EXERCISE PROMPT: Write only the number of lines in the records beneath that hold "wobec".

INFORMATION SUPPLIED:
---+---
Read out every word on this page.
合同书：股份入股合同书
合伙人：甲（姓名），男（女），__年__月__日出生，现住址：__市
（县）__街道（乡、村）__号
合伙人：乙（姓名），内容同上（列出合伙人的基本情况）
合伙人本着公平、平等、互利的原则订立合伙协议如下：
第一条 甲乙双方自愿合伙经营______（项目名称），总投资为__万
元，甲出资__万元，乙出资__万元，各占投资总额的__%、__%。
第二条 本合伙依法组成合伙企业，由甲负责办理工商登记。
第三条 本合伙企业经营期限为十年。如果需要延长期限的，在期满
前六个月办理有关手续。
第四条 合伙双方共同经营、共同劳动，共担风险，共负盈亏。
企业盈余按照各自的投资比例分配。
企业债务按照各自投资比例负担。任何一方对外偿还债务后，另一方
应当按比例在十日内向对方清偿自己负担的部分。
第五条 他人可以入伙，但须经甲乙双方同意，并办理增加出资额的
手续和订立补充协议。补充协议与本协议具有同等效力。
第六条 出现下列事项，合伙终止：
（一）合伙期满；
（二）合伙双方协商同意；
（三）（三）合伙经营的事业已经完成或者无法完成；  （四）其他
---+---
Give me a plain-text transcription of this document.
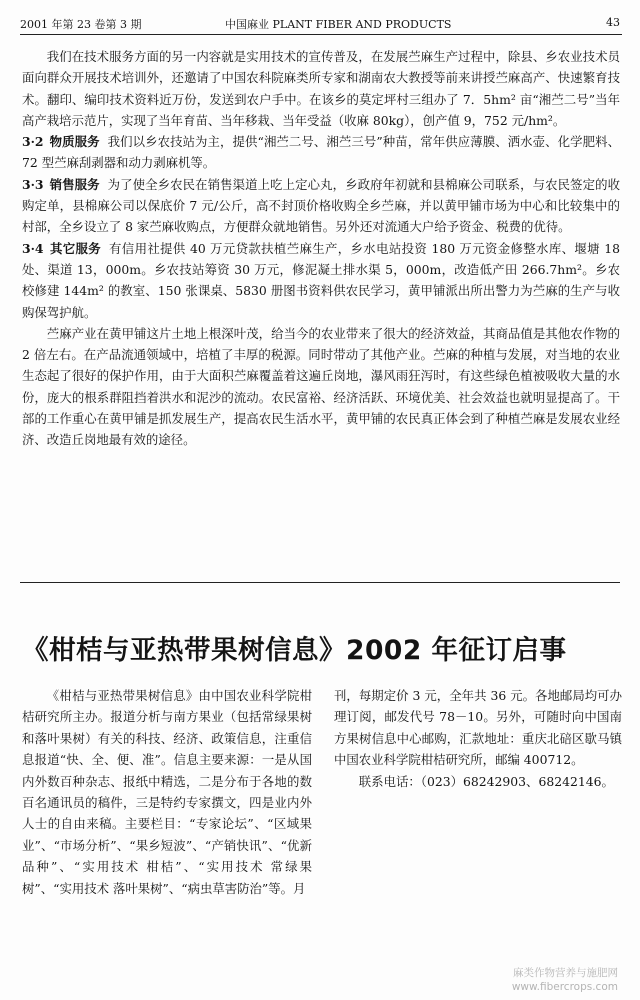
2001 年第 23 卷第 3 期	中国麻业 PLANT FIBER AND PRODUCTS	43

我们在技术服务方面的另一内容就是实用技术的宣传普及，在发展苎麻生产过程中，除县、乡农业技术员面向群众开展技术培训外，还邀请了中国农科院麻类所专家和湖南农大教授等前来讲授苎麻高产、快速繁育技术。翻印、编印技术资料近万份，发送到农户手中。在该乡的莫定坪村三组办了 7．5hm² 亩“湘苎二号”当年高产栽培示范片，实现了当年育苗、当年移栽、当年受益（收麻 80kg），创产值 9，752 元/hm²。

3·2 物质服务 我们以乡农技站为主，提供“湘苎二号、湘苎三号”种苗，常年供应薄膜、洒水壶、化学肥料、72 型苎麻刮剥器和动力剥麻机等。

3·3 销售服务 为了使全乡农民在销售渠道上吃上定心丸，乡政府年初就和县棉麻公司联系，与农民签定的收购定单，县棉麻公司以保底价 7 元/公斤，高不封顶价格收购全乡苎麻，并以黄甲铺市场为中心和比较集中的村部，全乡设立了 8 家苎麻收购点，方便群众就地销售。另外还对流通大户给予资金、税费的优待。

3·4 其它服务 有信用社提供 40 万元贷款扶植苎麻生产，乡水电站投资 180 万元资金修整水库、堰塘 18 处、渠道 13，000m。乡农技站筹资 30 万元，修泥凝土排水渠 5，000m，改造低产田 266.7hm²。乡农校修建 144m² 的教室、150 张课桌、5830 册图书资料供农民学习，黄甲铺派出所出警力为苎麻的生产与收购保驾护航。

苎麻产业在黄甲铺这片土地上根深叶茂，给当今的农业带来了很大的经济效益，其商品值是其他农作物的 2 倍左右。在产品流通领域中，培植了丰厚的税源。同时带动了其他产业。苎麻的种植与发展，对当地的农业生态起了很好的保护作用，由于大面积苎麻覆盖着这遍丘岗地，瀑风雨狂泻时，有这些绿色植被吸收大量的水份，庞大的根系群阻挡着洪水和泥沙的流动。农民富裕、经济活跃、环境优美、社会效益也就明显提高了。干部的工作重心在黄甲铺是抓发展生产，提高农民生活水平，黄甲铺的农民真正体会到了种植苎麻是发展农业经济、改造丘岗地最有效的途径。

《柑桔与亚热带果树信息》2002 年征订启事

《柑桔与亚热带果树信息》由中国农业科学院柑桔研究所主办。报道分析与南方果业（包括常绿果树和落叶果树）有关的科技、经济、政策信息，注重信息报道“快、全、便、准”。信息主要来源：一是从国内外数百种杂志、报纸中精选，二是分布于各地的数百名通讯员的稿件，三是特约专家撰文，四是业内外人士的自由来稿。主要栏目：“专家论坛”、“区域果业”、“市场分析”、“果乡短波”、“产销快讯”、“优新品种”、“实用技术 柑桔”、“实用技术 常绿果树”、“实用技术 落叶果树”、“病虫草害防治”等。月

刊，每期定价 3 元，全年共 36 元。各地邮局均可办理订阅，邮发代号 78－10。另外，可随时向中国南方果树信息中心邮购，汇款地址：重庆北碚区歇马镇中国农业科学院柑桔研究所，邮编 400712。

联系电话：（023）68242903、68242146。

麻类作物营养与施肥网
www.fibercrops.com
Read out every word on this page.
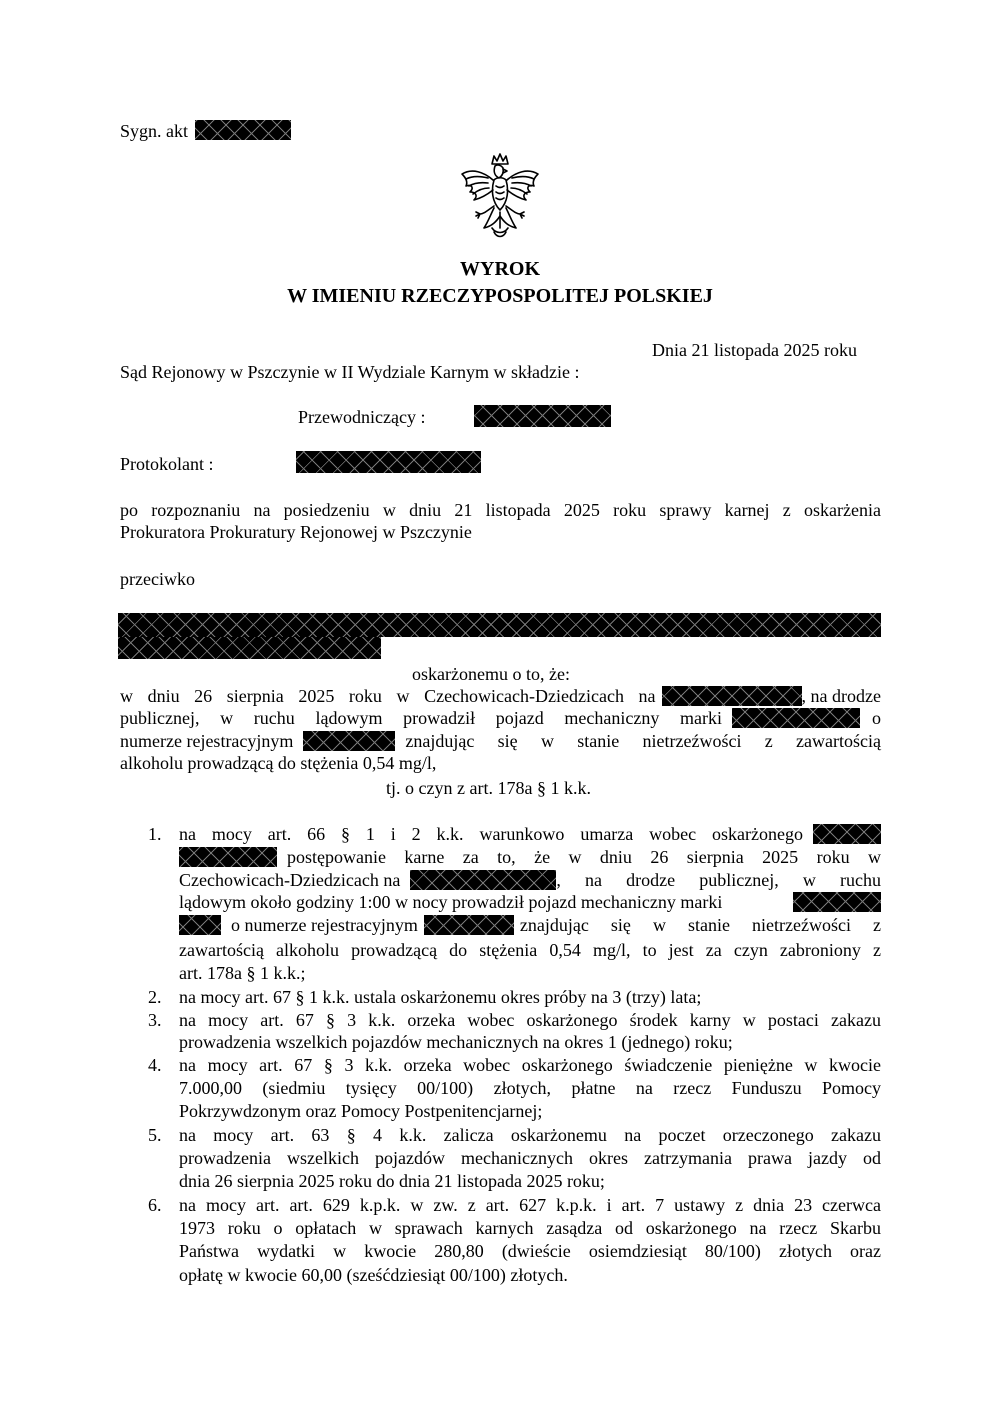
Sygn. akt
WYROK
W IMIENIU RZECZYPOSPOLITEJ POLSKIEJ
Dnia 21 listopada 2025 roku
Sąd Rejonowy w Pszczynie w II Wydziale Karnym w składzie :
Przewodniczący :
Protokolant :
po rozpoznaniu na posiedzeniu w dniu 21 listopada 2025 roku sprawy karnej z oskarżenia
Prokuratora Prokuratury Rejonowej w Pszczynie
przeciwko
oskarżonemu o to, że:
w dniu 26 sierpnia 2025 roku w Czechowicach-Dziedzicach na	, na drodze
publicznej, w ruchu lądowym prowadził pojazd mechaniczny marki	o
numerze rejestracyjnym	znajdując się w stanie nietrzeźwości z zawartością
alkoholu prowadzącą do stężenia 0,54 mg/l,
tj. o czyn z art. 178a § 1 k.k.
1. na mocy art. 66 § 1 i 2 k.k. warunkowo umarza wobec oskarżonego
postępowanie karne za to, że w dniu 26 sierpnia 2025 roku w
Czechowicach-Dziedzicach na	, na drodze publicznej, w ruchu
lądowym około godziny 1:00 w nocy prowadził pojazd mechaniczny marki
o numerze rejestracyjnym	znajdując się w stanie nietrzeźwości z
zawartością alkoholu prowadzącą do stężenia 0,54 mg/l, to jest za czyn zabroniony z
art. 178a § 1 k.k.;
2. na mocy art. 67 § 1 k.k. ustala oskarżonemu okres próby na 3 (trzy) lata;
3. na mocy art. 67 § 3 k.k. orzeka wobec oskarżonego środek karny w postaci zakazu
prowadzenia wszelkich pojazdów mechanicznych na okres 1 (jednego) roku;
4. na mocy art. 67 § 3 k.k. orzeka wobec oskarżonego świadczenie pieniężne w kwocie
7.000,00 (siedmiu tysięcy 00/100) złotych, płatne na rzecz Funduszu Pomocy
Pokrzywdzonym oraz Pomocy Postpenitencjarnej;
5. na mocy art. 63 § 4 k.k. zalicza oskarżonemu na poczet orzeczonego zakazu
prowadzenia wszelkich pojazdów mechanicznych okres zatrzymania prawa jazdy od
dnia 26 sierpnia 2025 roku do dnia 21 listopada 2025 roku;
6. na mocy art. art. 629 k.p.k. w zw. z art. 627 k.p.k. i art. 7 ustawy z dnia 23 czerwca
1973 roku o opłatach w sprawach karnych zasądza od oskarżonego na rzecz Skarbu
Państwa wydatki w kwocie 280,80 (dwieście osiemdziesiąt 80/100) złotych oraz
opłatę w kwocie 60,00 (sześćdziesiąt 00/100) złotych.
---+---
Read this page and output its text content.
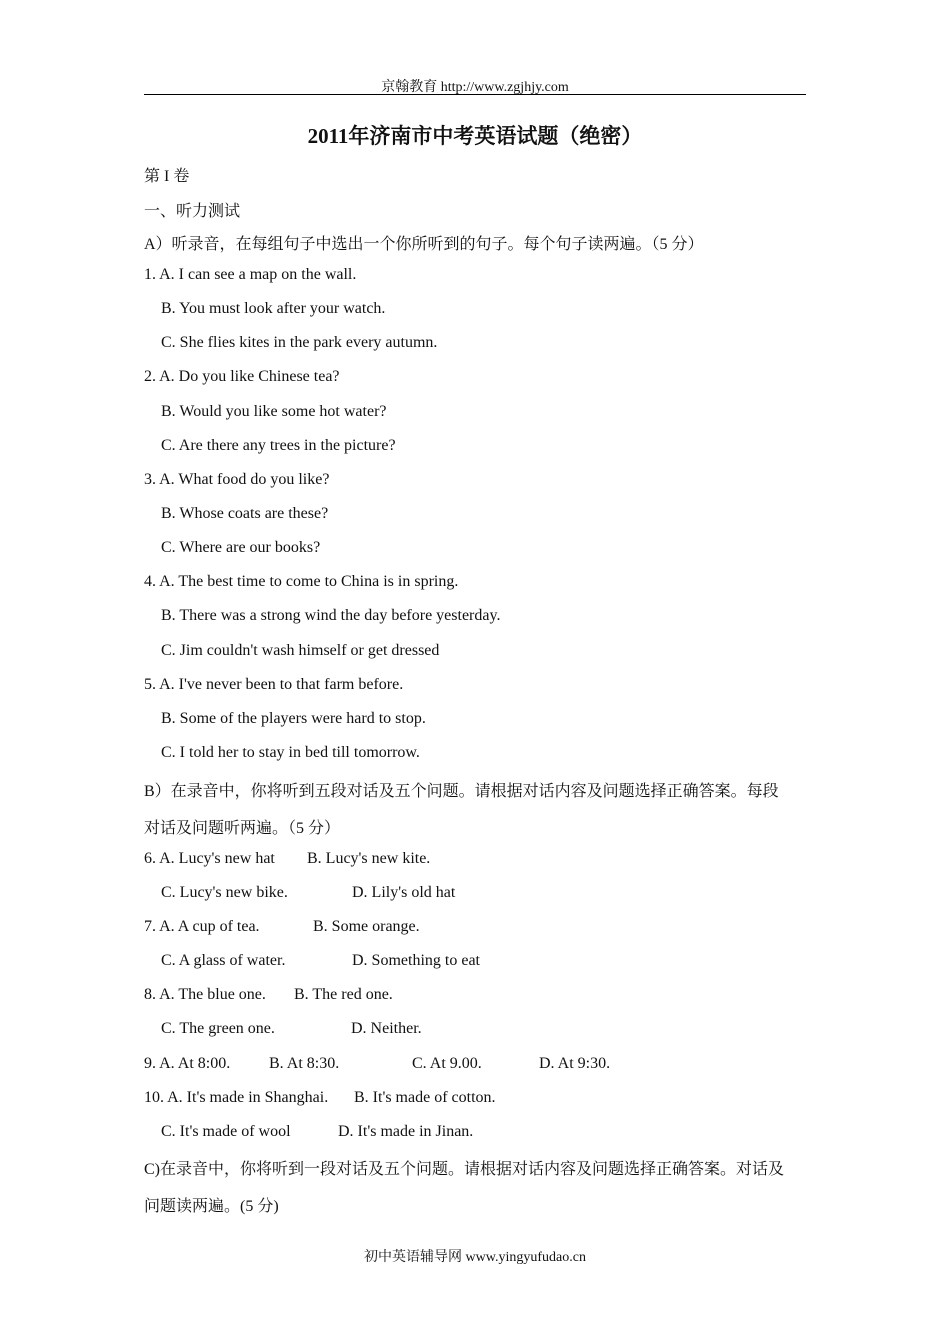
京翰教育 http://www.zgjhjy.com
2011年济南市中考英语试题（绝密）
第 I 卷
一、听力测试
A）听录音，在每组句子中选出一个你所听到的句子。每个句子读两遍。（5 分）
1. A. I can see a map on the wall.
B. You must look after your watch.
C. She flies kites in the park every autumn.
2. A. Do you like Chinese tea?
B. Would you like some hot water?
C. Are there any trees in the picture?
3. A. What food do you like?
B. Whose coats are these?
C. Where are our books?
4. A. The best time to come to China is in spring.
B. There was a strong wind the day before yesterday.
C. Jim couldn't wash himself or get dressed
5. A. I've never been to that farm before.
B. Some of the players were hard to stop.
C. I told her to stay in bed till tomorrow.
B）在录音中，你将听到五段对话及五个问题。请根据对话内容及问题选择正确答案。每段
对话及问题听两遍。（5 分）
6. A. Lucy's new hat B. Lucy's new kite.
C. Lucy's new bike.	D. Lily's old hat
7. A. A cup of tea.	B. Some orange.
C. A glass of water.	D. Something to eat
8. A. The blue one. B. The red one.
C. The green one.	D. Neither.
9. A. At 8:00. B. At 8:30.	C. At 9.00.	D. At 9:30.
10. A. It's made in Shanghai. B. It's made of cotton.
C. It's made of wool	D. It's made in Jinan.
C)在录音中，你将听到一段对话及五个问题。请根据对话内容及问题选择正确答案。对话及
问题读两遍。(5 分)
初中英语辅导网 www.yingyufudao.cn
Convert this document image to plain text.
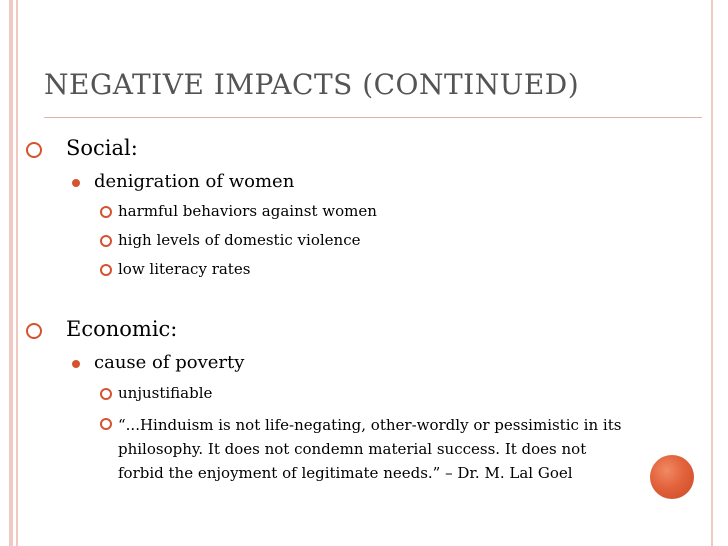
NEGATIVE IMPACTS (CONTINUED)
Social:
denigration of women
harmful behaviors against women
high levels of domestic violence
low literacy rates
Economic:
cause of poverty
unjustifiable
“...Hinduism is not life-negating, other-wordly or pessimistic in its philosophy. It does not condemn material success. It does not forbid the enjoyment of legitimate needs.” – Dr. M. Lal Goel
---+---
TASK SOLUTION: 3